## Given request
All of the material below is to be repeated exactly.

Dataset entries
-- -- --

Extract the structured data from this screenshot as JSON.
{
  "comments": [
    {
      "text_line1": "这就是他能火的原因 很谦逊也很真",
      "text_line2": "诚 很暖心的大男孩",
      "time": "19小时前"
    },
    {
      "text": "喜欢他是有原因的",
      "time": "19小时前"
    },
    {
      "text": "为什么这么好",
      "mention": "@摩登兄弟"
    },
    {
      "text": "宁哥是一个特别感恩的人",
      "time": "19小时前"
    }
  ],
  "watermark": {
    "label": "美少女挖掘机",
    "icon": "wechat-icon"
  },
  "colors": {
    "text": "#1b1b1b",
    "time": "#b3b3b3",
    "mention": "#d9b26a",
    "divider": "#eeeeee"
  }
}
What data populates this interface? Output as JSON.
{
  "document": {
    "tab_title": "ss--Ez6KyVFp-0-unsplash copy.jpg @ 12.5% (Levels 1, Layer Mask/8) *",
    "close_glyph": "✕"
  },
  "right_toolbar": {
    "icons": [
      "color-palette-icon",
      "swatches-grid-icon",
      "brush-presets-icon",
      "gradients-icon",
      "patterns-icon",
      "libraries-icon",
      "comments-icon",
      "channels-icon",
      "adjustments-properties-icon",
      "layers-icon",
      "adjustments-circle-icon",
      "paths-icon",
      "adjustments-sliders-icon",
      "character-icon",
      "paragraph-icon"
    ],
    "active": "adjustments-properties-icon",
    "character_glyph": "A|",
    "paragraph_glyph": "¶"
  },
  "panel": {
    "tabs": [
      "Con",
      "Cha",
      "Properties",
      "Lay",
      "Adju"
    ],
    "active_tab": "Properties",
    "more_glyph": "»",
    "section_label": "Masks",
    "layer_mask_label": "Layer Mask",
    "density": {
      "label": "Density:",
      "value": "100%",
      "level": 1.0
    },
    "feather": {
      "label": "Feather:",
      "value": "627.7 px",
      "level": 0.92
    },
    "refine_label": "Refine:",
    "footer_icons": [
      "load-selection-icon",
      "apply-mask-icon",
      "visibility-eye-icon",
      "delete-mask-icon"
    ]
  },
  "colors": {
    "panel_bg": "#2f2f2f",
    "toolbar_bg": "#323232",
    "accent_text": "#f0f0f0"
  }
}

-- -- --

## Exercise output
Extract the structured data from this screenshot as JSON.
{
  "comments": [
    {
      "text_line1": "这就是他能火的原因 很谦逊也很真",
      "text_line2": "诚 很暖心的大男孩",
      "time": "19小时前"
    },
    {
      "text": "喜欢他是有原因的",
      "time": "19小时前"
    },
    {
      "text": "为什么这么好",
      "mention": "@摩登兄弟"
    },
    {
      "text": "宁哥是一个特别感恩的人",
      "time": "19小时前"
    }
  ],
  "watermark": {
    "label": "美少女挖掘机",
    "icon": "wechat-icon"
  },
  "colors": {
    "text": "#1b1b1b",
    "time": "#b3b3b3",
    "mention": "#d9b26a",
    "divider": "#eeeeee"
  }
}
What data populates this interface? Output as JSON.
{
  "document": {
    "tab_title": "ss--Ez6KyVFp-0-unsplash copy.jpg @ 12.5% (Levels 1, Layer Mask/8) *",
    "close_glyph": "✕"
  },
  "right_toolbar": {
    "icons": [
      "color-palette-icon",
      "swatches-grid-icon",
      "brush-presets-icon",
      "gradients-icon",
      "patterns-icon",
      "libraries-icon",
      "comments-icon",
      "channels-icon",
      "adjustments-properties-icon",
      "layers-icon",
      "adjustments-circle-icon",
      "paths-icon",
      "adjustments-sliders-icon",
      "character-icon",
      "paragraph-icon"
    ],
    "active": "adjustments-properties-icon",
    "character_glyph": "A|",
    "paragraph_glyph": "¶"
  },
  "panel": {
    "tabs": [
      "Con",
      "Cha",
      "Properties",
      "Lay",
      "Adju"
    ],
    "active_tab": "Properties",
    "more_glyph": "»",
    "section_label": "Masks",
    "layer_mask_label": "Layer Mask",
    "density": {
      "label": "Density:",
      "value": "100%",
      "level": 1.0
    },
    "feather": {
      "label": "Feather:",
      "value": "627.7 px",
      "level": 0.92
    },
    "refine_label": "Refine:",
    "footer_icons": [
      "load-selection-icon",
      "apply-mask-icon",
      "visibility-eye-icon",
      "delete-mask-icon"
    ]
  },
  "colors": {
    "panel_bg": "#2f2f2f",
    "toolbar_bg": "#323232",
    "accent_text": "#f0f0f0"
  }
}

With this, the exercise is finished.